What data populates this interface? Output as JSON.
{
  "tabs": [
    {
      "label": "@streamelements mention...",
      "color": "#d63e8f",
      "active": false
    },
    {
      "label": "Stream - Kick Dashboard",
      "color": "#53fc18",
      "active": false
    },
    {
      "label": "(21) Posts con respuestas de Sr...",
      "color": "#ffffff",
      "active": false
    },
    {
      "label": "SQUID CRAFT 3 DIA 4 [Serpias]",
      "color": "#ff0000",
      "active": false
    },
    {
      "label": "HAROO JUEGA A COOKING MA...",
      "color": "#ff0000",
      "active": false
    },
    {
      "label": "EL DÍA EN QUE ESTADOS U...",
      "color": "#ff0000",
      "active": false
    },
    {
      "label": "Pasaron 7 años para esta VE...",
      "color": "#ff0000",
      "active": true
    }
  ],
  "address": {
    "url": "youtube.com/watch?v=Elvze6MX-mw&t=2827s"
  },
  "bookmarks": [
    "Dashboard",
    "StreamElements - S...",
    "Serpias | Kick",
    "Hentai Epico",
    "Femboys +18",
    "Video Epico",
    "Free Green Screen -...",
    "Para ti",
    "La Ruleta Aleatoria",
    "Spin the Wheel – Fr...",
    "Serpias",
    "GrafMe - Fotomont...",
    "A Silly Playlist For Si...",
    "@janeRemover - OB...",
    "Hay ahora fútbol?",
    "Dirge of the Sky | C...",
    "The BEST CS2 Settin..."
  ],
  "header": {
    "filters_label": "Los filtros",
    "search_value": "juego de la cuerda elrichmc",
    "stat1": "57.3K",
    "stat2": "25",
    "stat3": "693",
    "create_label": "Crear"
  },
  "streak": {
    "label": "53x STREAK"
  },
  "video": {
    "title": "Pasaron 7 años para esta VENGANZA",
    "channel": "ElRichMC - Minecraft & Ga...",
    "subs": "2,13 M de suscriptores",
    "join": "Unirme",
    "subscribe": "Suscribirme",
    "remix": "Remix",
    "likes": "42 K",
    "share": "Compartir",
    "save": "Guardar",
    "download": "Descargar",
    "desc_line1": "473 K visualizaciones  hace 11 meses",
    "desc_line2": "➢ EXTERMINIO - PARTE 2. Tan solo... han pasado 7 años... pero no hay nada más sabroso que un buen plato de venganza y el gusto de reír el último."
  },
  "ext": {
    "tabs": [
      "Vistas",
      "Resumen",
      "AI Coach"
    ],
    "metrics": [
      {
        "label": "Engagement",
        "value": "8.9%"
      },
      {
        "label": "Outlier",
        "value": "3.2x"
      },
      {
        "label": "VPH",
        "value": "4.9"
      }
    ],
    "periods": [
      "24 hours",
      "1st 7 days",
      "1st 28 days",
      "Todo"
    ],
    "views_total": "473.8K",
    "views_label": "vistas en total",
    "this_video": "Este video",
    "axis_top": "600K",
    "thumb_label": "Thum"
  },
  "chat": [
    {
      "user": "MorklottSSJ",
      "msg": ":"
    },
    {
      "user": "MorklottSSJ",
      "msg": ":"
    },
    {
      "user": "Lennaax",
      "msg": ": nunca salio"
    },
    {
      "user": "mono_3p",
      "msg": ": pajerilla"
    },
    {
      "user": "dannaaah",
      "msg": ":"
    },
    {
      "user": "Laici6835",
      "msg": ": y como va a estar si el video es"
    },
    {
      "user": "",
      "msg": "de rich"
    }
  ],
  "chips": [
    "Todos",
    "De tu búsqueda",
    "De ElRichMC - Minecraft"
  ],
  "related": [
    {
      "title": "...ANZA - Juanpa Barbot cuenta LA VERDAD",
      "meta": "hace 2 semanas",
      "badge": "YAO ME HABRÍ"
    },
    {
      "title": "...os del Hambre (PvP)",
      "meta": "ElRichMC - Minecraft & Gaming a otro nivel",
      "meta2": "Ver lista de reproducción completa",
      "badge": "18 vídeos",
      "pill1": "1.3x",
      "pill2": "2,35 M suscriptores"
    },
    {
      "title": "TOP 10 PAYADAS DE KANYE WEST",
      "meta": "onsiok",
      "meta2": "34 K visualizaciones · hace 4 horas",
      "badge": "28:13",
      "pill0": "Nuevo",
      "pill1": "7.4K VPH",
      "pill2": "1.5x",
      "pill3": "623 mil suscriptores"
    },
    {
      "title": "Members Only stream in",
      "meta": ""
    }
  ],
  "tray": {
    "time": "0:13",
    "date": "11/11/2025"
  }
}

REQUIRED TASK =
Print out every entry, keeping each one exact.

EXERCISE SOLUTION =
What data populates this interface? Output as JSON.
{
  "tabs": [
    {
      "label": "@streamelements mention...",
      "color": "#d63e8f",
      "active": false
    },
    {
      "label": "Stream - Kick Dashboard",
      "color": "#53fc18",
      "active": false
    },
    {
      "label": "(21) Posts con respuestas de Sr...",
      "color": "#ffffff",
      "active": false
    },
    {
      "label": "SQUID CRAFT 3 DIA 4 [Serpias]",
      "color": "#ff0000",
      "active": false
    },
    {
      "label": "HAROO JUEGA A COOKING MA...",
      "color": "#ff0000",
      "active": false
    },
    {
      "label": "EL DÍA EN QUE ESTADOS U...",
      "color": "#ff0000",
      "active": false
    },
    {
      "label": "Pasaron 7 años para esta VE...",
      "color": "#ff0000",
      "active": true
    }
  ],
  "address": {
    "url": "youtube.com/watch?v=Elvze6MX-mw&t=2827s"
  },
  "bookmarks": [
    "Dashboard",
    "StreamElements - S...",
    "Serpias | Kick",
    "Hentai Epico",
    "Femboys +18",
    "Video Epico",
    "Free Green Screen -...",
    "Para ti",
    "La Ruleta Aleatoria",
    "Spin the Wheel – Fr...",
    "Serpias",
    "GrafMe - Fotomont...",
    "A Silly Playlist For Si...",
    "@janeRemover - OB...",
    "Hay ahora fútbol?",
    "Dirge of the Sky | C...",
    "The BEST CS2 Settin..."
  ],
  "header": {
    "filters_label": "Los filtros",
    "search_value": "juego de la cuerda elrichmc",
    "stat1": "57.3K",
    "stat2": "25",
    "stat3": "693",
    "create_label": "Crear"
  },
  "streak": {
    "label": "53x STREAK"
  },
  "video": {
    "title": "Pasaron 7 años para esta VENGANZA",
    "channel": "ElRichMC - Minecraft & Ga...",
    "subs": "2,13 M de suscriptores",
    "join": "Unirme",
    "subscribe": "Suscribirme",
    "remix": "Remix",
    "likes": "42 K",
    "share": "Compartir",
    "save": "Guardar",
    "download": "Descargar",
    "desc_line1": "473 K visualizaciones  hace 11 meses",
    "desc_line2": "➢ EXTERMINIO - PARTE 2. Tan solo... han pasado 7 años... pero no hay nada más sabroso que un buen plato de venganza y el gusto de reír el último."
  },
  "ext": {
    "tabs": [
      "Vistas",
      "Resumen",
      "AI Coach"
    ],
    "metrics": [
      {
        "label": "Engagement",
        "value": "8.9%"
      },
      {
        "label": "Outlier",
        "value": "3.2x"
      },
      {
        "label": "VPH",
        "value": "4.9"
      }
    ],
    "periods": [
      "24 hours",
      "1st 7 days",
      "1st 28 days",
      "Todo"
    ],
    "views_total": "473.8K",
    "views_label": "vistas en total",
    "this_video": "Este video",
    "axis_top": "600K",
    "thumb_label": "Thum"
  },
  "chat": [
    {
      "user": "MorklottSSJ",
      "msg": ":"
    },
    {
      "user": "MorklottSSJ",
      "msg": ":"
    },
    {
      "user": "Lennaax",
      "msg": ": nunca salio"
    },
    {
      "user": "mono_3p",
      "msg": ": pajerilla"
    },
    {
      "user": "dannaaah",
      "msg": ":"
    },
    {
      "user": "Laici6835",
      "msg": ": y como va a estar si el video es"
    },
    {
      "user": "",
      "msg": "de rich"
    }
  ],
  "chips": [
    "Todos",
    "De tu búsqueda",
    "De ElRichMC - Minecraft"
  ],
  "related": [
    {
      "title": "...ANZA - Juanpa Barbot cuenta LA VERDAD",
      "meta": "hace 2 semanas",
      "badge": "YAO ME HABRÍ"
    },
    {
      "title": "...os del Hambre (PvP)",
      "meta": "ElRichMC - Minecraft & Gaming a otro nivel",
      "meta2": "Ver lista de reproducción completa",
      "badge": "18 vídeos",
      "pill1": "1.3x",
      "pill2": "2,35 M suscriptores"
    },
    {
      "title": "TOP 10 PAYADAS DE KANYE WEST",
      "meta": "onsiok",
      "meta2": "34 K visualizaciones · hace 4 horas",
      "badge": "28:13",
      "pill0": "Nuevo",
      "pill1": "7.4K VPH",
      "pill2": "1.5x",
      "pill3": "623 mil suscriptores"
    },
    {
      "title": "Members Only stream in",
      "meta": ""
    }
  ],
  "tray": {
    "time": "0:13",
    "date": "11/11/2025"
  }
}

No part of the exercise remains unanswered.